◆ Texto fornecido
********************
Em vez duma diminuição do número de representantes do povo nos parlamentos (autárquicos, nacionais ou europeus), proporia uma ideia mais "radical", a eleição de "deputados fantasma". Não me refiro, claro está, ao clássico deputado "baldas", mas à existência de lugares vazios nos parlamentos, "eleitos" em função do número de votos em branco. Estes lugares teriam assim uma função simultaneamente política e pedagógica, a de lembrar aos restantes pares que uma parte do eleitorado, pouca ou muita, não interessa, não se revê nos partidos políticos que vão a votos, nas suas ideias, propostas ou figuras. Quem sabe se do "convívio" com o deputado fantasma não resultaria uma ética diferente na política portuguesa?

Abraço,

Álvaro Costa de Matos said...
********************
◆ Excerto dos dados
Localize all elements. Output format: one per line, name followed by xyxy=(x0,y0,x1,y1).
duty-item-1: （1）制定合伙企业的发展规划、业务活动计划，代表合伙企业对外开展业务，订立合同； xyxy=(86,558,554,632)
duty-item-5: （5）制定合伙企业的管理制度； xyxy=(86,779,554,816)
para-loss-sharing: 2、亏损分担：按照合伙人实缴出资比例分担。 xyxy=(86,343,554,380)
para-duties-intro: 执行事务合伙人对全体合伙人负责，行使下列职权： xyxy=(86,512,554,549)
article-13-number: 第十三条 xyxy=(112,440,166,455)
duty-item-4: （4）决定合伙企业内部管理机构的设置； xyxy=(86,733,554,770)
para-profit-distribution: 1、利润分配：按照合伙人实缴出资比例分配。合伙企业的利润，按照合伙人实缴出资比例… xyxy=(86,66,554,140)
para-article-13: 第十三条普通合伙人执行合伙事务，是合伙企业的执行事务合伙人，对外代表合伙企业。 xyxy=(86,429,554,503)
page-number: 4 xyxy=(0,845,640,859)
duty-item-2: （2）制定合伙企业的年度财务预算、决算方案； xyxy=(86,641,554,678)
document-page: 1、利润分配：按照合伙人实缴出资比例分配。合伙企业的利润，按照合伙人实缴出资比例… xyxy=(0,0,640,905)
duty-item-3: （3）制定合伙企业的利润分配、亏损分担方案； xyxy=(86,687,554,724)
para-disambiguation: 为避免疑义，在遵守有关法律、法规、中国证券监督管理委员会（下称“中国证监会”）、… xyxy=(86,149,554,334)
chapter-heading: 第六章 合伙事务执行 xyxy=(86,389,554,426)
********************
◆ O que fazer
**1.** Imprima, tal como está no texto sobre os deputados fantasma, o trecho entre "Em vez duma" e "de Matos said...", inclusive.
**2.** Apresente sem alterações as linhas dos registos desde o início até à linha que contém "duty-item-2: （2）制定合伙企业的年度财务预算、决算方案； xyxy=(86,641,554,678)", inclusive, e apenas essas.

◆ Respostas do exercício
**1.**
Em vez duma diminuição do número de representantes do povo nos parlamentos (autárquicos, nacionais ou europeus), proporia uma ideia mais "radical", a eleição de "deputados fantasma". Não me refiro, claro está, ao clássico deputado "baldas", mas à existência de lugares vazios nos parlamentos, "eleitos" em função do número de votos em branco. Estes lugares teriam assim uma função simultaneamente política e pedagógica, a de lembrar aos restantes pares que uma parte do eleitorado, pouca ou muita, não interessa, não se revê nos partidos políticos que vão a votos, nas suas ideias, propostas ou figuras. Quem sabe se do "convívio" com o deputado fantasma não resultaria uma ética diferente na política portuguesa?

Abraço,

Álvaro Costa de Matos said...

**2.**
Localize all elements. Output format: one per line, name followed by xyxy=(x0,y0,x1,y1).
duty-item-1: （1）制定合伙企业的发展规划、业务活动计划，代表合伙企业对外开展业务，订立合同； xyxy=(86,558,554,632)
duty-item-5: （5）制定合伙企业的管理制度； xyxy=(86,779,554,816)
para-loss-sharing: 2、亏损分担：按照合伙人实缴出资比例分担。 xyxy=(86,343,554,380)
para-duties-intro: 执行事务合伙人对全体合伙人负责，行使下列职权： xyxy=(86,512,554,549)
article-13-number: 第十三条 xyxy=(112,440,166,455)
duty-item-4: （4）决定合伙企业内部管理机构的设置； xyxy=(86,733,554,770)
para-profit-distribution: 1、利润分配：按照合伙人实缴出资比例分配。合伙企业的利润，按照合伙人实缴出资比例… xyxy=(86,66,554,140)
para-article-13: 第十三条普通合伙人执行合伙事务，是合伙企业的执行事务合伙人，对外代表合伙企业。 xyxy=(86,429,554,503)
page-number: 4 xyxy=(0,845,640,859)
duty-item-2: （2）制定合伙企业的年度财务预算、决算方案； xyxy=(86,641,554,678)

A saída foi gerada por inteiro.